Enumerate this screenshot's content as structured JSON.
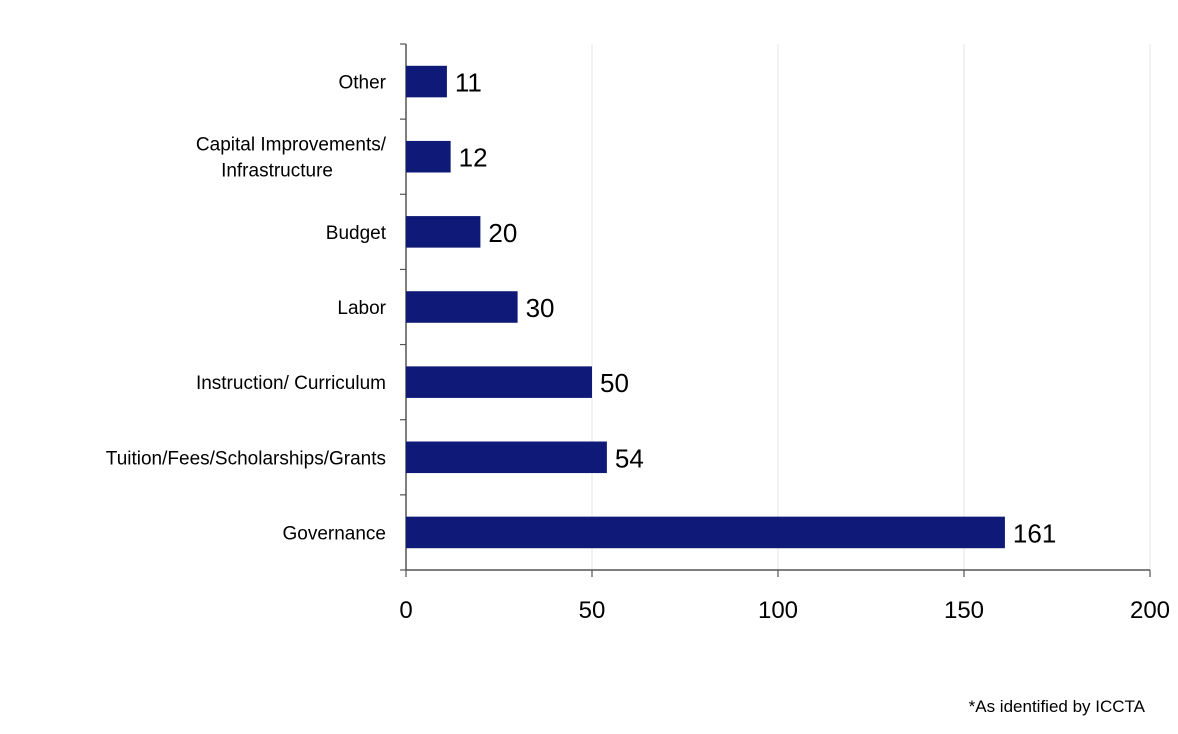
{
  "chart_data": {
    "type": "bar",
    "orientation": "horizontal",
    "categories": [
      "Other",
      "Capital Improvements/ Infrastructure",
      "Budget",
      "Labor",
      "Instruction/ Curriculum",
      "Tuition/Fees/Scholarships/Grants",
      "Governance"
    ],
    "category_lines": [
      [
        "Other"
      ],
      [
        "Capital Improvements/",
        "Infrastructure"
      ],
      [
        "Budget"
      ],
      [
        "Labor"
      ],
      [
        "Instruction/ Curriculum"
      ],
      [
        "Tuition/Fees/Scholarships/Grants"
      ],
      [
        "Governance"
      ]
    ],
    "values": [
      11,
      12,
      20,
      30,
      50,
      54,
      161
    ],
    "data_labels": [
      "11",
      "12",
      "20",
      "30",
      "50",
      "54",
      "161"
    ],
    "xlim": [
      0,
      200
    ],
    "x_ticks": [
      0,
      50,
      100,
      150,
      200
    ],
    "x_tick_labels": [
      "0",
      "50",
      "100",
      "150",
      "200"
    ],
    "grid": "vertical-major",
    "legend": "none",
    "colors": {
      "bar": "#0f1a78",
      "grid": "#e6e6e6",
      "axis": "#555555"
    }
  },
  "footnote": "*As identified by ICCTA"
}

━━━━━━━━━━━━━━━━━━━━━━━━━━━━━━

• **SHORT PROBLEM**:
Determine how many lines in the listing above hold the word "Capital", answering with the number only.

• **COMPLETE OUTPUT**:
2